[Data entries]
↓↓↓
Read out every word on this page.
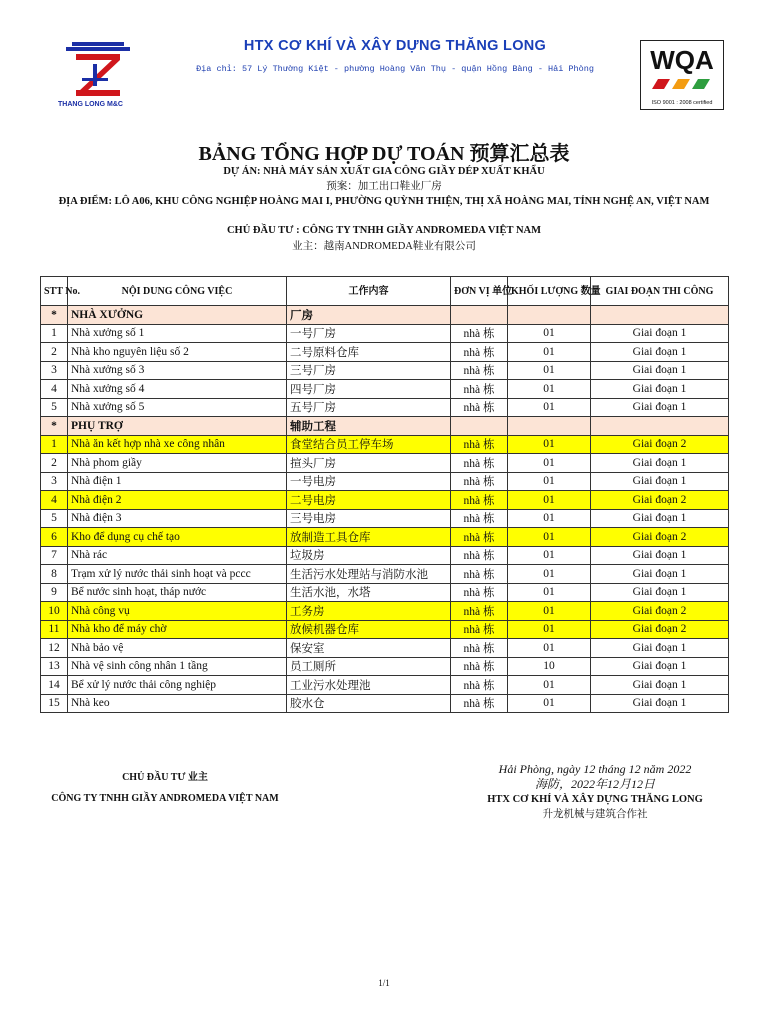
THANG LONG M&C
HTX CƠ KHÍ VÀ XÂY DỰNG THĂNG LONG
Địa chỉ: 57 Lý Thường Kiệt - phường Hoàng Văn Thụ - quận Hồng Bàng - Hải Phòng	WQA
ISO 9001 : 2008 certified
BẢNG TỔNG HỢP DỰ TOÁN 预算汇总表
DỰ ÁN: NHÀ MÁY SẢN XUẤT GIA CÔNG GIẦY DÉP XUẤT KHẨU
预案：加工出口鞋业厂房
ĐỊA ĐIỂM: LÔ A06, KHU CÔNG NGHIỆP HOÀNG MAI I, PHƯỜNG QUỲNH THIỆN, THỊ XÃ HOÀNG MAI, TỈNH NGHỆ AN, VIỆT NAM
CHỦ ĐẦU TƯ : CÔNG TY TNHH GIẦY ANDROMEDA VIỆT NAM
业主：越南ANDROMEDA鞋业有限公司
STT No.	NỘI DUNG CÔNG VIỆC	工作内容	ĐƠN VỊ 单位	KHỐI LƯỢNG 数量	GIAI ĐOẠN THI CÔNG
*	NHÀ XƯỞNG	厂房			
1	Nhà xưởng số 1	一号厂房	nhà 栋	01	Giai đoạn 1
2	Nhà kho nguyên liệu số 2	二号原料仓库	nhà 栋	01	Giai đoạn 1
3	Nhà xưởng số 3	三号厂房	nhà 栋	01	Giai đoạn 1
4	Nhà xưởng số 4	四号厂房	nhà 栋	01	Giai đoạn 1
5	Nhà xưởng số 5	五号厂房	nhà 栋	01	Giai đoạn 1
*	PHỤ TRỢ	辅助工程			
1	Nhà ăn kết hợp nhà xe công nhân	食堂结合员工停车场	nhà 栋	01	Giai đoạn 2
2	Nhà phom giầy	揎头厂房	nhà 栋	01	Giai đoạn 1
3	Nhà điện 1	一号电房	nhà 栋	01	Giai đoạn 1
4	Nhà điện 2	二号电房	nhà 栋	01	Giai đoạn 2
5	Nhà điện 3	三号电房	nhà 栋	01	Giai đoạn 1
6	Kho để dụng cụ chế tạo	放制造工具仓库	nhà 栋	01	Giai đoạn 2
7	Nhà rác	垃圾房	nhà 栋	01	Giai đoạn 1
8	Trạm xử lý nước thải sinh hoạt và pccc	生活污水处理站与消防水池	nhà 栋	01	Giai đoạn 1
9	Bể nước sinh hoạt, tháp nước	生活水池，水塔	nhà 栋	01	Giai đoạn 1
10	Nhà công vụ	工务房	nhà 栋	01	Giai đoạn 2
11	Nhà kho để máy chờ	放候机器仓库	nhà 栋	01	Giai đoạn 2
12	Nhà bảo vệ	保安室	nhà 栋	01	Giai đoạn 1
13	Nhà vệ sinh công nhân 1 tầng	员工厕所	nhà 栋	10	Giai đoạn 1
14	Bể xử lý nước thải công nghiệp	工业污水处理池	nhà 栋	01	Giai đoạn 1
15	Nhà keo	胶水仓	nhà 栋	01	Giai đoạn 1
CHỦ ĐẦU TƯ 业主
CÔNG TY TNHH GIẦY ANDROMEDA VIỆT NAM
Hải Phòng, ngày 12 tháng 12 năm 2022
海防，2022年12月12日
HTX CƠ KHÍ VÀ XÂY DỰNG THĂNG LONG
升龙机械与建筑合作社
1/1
↑↑↑
### DIRECTIONS
Return to the listing above and set it down exactly, leaving out its pictures.

### RESPONSE TO THE EXERCISE
Read out every word on this page.
THANG LONG M&C
HTX CƠ KHÍ VÀ XÂY DỰNG THĂNG LONG
Địa chỉ: 57 Lý Thường Kiệt - phường Hoàng Văn Thụ - quận Hồng Bàng - Hải Phòng	WQA
ISO 9001 : 2008 certified
BẢNG TỔNG HỢP DỰ TOÁN 预算汇总表
DỰ ÁN: NHÀ MÁY SẢN XUẤT GIA CÔNG GIẦY DÉP XUẤT KHẨU
预案：加工出口鞋业厂房
ĐỊA ĐIỂM: LÔ A06, KHU CÔNG NGHIỆP HOÀNG MAI I, PHƯỜNG QUỲNH THIỆN, THỊ XÃ HOÀNG MAI, TỈNH NGHỆ AN, VIỆT NAM
CHỦ ĐẦU TƯ : CÔNG TY TNHH GIẦY ANDROMEDA VIỆT NAM
业主：越南ANDROMEDA鞋业有限公司
STT No.	NỘI DUNG CÔNG VIỆC	工作内容	ĐƠN VỊ 单位	KHỐI LƯỢNG 数量	GIAI ĐOẠN THI CÔNG
*	NHÀ XƯỞNG	厂房			
1	Nhà xưởng số 1	一号厂房	nhà 栋	01	Giai đoạn 1
2	Nhà kho nguyên liệu số 2	二号原料仓库	nhà 栋	01	Giai đoạn 1
3	Nhà xưởng số 3	三号厂房	nhà 栋	01	Giai đoạn 1
4	Nhà xưởng số 4	四号厂房	nhà 栋	01	Giai đoạn 1
5	Nhà xưởng số 5	五号厂房	nhà 栋	01	Giai đoạn 1
*	PHỤ TRỢ	辅助工程			
1	Nhà ăn kết hợp nhà xe công nhân	食堂结合员工停车场	nhà 栋	01	Giai đoạn 2
2	Nhà phom giầy	揎头厂房	nhà 栋	01	Giai đoạn 1
3	Nhà điện 1	一号电房	nhà 栋	01	Giai đoạn 1
4	Nhà điện 2	二号电房	nhà 栋	01	Giai đoạn 2
5	Nhà điện 3	三号电房	nhà 栋	01	Giai đoạn 1
6	Kho để dụng cụ chế tạo	放制造工具仓库	nhà 栋	01	Giai đoạn 2
7	Nhà rác	垃圾房	nhà 栋	01	Giai đoạn 1
8	Trạm xử lý nước thải sinh hoạt và pccc	生活污水处理站与消防水池	nhà 栋	01	Giai đoạn 1
9	Bể nước sinh hoạt, tháp nước	生活水池，水塔	nhà 栋	01	Giai đoạn 1
10	Nhà công vụ	工务房	nhà 栋	01	Giai đoạn 2
11	Nhà kho để máy chờ	放候机器仓库	nhà 栋	01	Giai đoạn 2
12	Nhà bảo vệ	保安室	nhà 栋	01	Giai đoạn 1
13	Nhà vệ sinh công nhân 1 tầng	员工厕所	nhà 栋	10	Giai đoạn 1
14	Bể xử lý nước thải công nghiệp	工业污水处理池	nhà 栋	01	Giai đoạn 1
15	Nhà keo	胶水仓	nhà 栋	01	Giai đoạn 1
CHỦ ĐẦU TƯ 业主
CÔNG TY TNHH GIẦY ANDROMEDA VIỆT NAM
Hải Phòng, ngày 12 tháng 12 năm 2022
海防，2022年12月12日
HTX CƠ KHÍ VÀ XÂY DỰNG THĂNG LONG
升龙机械与建筑合作社
1/1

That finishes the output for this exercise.